> [RECORD EXTRACTS]

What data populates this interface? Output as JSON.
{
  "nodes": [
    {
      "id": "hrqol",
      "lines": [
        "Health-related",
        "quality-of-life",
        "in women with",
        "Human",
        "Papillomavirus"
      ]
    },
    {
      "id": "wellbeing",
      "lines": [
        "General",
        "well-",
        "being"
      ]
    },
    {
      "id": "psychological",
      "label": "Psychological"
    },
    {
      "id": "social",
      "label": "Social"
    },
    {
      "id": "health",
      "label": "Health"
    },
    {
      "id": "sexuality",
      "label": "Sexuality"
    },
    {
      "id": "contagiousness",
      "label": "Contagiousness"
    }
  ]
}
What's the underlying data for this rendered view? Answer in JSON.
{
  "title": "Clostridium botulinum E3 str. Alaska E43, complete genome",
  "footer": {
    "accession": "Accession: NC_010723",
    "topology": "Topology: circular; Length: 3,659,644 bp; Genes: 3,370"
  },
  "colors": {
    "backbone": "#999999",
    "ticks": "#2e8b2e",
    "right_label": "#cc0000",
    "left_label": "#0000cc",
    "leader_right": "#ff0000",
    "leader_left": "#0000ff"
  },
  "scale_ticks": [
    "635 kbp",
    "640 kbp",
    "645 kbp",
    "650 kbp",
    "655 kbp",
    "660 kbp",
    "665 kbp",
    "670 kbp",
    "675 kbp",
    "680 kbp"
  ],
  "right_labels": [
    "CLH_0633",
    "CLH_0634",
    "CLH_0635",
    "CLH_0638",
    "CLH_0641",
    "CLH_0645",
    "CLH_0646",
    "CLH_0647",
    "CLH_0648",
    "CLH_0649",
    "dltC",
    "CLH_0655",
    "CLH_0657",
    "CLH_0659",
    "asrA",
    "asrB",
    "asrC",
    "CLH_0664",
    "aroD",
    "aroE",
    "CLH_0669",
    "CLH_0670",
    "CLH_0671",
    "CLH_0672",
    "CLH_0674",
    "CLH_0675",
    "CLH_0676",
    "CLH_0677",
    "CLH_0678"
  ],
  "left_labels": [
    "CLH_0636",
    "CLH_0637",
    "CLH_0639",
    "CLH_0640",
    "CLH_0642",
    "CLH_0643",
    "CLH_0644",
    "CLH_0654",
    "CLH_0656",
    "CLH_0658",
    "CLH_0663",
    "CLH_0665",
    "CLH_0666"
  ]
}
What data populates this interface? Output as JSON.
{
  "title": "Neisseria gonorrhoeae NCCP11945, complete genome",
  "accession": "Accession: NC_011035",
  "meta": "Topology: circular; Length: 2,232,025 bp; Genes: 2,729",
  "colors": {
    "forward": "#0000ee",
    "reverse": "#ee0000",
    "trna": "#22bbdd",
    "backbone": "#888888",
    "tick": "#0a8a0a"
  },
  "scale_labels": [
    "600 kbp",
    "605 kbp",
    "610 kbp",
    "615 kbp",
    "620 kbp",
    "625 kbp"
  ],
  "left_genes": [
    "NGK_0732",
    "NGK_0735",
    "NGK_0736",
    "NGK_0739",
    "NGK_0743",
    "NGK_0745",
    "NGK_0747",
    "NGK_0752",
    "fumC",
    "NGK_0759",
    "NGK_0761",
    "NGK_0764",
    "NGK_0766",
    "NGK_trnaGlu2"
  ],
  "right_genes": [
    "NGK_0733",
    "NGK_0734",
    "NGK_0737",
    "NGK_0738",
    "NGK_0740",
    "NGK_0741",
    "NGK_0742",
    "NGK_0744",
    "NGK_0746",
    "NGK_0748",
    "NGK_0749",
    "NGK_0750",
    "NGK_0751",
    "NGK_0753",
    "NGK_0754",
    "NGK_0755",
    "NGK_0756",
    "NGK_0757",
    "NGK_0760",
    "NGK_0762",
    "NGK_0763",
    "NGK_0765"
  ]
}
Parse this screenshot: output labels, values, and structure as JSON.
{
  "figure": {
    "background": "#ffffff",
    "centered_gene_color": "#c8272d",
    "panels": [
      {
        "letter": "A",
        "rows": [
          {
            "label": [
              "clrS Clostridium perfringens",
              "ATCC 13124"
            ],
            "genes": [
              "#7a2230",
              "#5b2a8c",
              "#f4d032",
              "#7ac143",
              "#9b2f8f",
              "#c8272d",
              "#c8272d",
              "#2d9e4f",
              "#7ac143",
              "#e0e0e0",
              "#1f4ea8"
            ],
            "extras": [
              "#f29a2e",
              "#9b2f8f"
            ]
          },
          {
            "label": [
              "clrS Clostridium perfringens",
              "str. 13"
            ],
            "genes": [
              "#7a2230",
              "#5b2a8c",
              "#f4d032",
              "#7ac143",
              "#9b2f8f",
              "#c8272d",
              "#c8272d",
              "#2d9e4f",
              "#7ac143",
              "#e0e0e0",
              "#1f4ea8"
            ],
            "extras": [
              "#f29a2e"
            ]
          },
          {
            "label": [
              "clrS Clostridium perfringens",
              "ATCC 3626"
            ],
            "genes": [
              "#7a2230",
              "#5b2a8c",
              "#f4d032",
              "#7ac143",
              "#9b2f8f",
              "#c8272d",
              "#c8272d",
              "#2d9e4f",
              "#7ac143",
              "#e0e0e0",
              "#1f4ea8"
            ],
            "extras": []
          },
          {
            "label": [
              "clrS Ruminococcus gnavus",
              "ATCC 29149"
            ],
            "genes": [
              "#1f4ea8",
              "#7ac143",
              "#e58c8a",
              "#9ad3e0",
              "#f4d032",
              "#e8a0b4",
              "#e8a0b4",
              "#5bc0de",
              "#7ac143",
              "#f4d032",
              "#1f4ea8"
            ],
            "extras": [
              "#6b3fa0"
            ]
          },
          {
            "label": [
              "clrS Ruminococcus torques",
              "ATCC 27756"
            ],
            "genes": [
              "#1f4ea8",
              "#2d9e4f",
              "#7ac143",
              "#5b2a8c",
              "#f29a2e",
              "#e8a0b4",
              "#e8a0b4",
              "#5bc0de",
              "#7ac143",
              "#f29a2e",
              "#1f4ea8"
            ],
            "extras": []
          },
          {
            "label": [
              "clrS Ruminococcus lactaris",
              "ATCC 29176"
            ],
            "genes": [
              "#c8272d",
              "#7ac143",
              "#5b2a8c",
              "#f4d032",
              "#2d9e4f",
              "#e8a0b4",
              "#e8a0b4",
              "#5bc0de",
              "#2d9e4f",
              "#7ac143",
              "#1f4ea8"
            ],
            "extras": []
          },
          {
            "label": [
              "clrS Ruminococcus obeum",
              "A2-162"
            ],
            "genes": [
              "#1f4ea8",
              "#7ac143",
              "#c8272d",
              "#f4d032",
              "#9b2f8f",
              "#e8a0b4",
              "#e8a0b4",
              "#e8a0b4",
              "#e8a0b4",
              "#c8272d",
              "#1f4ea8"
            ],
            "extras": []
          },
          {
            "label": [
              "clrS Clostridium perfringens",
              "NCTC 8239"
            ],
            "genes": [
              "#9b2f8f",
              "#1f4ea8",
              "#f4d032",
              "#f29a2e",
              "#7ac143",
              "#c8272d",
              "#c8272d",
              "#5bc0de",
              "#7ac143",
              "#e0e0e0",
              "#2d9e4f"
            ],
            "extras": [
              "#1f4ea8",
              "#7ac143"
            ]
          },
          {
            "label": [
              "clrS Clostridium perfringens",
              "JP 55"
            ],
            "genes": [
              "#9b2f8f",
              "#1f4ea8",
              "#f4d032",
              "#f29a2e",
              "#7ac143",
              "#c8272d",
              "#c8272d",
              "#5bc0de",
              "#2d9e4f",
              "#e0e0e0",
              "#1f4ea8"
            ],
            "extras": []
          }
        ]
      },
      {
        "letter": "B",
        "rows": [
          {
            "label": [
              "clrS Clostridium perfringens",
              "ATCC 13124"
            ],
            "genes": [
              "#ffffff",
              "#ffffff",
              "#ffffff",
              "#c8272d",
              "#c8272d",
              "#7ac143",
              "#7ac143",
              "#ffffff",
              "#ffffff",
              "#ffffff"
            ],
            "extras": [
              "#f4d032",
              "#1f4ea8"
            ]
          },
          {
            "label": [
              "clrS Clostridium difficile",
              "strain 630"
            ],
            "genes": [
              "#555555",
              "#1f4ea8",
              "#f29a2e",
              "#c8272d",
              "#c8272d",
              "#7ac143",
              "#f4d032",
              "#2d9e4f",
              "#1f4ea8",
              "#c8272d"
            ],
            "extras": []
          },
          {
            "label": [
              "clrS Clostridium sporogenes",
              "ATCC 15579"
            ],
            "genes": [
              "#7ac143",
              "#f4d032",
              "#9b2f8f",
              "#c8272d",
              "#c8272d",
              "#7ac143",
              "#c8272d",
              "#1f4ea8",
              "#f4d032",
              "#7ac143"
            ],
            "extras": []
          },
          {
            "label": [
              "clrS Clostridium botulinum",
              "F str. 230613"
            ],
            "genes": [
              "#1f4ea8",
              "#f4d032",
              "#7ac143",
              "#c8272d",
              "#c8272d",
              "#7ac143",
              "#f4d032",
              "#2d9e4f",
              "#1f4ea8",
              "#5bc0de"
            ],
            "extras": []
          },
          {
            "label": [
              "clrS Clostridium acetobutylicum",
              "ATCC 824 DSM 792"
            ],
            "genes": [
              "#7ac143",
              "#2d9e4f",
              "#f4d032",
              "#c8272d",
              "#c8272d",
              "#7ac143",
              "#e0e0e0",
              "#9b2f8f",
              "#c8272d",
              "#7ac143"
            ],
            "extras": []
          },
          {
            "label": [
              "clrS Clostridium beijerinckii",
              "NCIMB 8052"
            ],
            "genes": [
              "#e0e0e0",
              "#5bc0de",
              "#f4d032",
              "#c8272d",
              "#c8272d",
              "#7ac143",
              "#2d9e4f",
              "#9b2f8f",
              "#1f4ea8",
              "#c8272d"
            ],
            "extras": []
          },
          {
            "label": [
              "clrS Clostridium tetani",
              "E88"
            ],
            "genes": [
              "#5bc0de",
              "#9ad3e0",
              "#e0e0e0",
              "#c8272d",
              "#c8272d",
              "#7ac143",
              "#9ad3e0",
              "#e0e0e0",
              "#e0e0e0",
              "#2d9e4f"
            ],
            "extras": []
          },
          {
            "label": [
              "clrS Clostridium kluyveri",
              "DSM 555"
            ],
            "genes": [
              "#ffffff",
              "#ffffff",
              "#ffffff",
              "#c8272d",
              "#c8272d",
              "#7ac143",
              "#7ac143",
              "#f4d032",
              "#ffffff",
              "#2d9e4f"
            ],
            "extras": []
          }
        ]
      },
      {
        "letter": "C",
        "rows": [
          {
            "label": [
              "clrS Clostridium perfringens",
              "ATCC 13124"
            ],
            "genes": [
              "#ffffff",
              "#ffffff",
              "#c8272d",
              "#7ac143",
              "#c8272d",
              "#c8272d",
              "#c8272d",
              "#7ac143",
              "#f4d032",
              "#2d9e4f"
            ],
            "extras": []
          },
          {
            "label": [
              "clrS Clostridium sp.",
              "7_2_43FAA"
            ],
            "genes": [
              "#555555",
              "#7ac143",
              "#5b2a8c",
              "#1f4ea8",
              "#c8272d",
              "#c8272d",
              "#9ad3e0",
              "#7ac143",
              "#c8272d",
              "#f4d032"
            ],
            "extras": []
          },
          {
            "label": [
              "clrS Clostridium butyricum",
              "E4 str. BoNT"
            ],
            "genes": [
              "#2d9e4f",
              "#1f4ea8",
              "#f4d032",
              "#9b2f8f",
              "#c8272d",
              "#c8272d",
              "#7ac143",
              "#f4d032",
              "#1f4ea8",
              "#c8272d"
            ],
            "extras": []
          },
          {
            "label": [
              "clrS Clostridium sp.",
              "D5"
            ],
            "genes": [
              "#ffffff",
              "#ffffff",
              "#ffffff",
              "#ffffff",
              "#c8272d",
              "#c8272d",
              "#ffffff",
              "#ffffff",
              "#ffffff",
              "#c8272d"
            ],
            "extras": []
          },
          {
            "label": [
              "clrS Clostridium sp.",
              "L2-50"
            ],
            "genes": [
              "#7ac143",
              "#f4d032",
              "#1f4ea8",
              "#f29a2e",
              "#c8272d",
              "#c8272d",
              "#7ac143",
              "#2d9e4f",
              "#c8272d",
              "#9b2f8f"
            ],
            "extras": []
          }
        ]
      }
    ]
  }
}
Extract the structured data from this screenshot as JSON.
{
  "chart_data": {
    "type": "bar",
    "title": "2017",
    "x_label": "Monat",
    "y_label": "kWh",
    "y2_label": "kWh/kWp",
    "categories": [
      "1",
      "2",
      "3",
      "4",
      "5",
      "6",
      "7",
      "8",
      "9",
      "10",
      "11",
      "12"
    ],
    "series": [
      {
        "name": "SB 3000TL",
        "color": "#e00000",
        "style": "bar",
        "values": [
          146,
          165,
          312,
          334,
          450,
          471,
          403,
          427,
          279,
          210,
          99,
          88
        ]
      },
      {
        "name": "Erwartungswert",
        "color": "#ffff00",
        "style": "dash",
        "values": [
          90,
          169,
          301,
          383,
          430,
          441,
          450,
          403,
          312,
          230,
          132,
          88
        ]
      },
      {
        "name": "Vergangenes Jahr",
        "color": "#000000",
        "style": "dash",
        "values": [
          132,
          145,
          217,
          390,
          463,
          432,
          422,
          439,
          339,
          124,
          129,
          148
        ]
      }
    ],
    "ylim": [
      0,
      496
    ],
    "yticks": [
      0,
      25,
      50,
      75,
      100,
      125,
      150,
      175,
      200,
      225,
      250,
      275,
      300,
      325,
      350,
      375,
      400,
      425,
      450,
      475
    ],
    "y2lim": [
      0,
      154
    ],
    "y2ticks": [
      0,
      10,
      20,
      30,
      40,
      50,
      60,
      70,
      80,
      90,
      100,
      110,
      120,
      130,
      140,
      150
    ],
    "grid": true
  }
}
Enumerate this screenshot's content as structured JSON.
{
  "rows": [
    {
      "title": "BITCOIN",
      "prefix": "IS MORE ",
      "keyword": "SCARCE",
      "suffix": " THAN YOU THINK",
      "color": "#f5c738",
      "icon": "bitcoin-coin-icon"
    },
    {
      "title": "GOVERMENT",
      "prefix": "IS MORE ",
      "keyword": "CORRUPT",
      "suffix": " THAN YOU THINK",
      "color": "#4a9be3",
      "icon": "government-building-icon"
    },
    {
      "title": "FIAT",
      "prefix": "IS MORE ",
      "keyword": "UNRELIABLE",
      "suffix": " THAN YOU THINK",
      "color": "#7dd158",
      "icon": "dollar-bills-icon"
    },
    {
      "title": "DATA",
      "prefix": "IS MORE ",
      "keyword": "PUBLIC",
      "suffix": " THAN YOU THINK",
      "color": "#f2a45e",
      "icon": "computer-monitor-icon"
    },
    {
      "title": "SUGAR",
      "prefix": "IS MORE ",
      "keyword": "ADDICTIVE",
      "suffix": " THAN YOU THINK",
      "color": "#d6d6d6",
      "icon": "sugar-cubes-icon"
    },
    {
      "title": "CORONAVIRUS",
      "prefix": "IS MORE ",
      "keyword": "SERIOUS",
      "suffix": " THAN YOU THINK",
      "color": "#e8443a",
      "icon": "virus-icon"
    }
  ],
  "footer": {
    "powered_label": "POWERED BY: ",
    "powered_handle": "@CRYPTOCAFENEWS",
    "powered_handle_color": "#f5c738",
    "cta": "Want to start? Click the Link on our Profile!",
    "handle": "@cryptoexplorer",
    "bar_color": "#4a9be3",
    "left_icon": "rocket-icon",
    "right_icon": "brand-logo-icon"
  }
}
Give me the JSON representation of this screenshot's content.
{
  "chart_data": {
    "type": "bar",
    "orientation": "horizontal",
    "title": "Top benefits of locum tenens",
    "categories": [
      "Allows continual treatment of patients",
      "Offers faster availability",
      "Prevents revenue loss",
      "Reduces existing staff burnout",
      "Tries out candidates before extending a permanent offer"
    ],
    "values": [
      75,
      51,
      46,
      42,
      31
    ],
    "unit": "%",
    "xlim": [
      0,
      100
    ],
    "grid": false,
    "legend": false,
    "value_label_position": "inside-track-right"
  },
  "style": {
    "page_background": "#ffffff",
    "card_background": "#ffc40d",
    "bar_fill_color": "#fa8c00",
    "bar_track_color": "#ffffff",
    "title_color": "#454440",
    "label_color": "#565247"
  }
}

> [TASK TO COMPLETE]
Return, exactly and without additions, the lines that run from the one containing "Give me the" to the end of the material above.

> [RESPONSE AREA]
Give me the JSON representation of this screenshot's content.
{
  "chart_data": {
    "type": "bar",
    "orientation": "horizontal",
    "title": "Top benefits of locum tenens",
    "categories": [
      "Allows continual treatment of patients",
      "Offers faster availability",
      "Prevents revenue loss",
      "Reduces existing staff burnout",
      "Tries out candidates before extending a permanent offer"
    ],
    "values": [
      75,
      51,
      46,
      42,
      31
    ],
    "unit": "%",
    "xlim": [
      0,
      100
    ],
    "grid": false,
    "legend": false,
    "value_label_position": "inside-track-right"
  },
  "style": {
    "page_background": "#ffffff",
    "card_background": "#ffc40d",
    "bar_fill_color": "#fa8c00",
    "bar_track_color": "#ffffff",
    "title_color": "#454440",
    "label_color": "#565247"
  }
}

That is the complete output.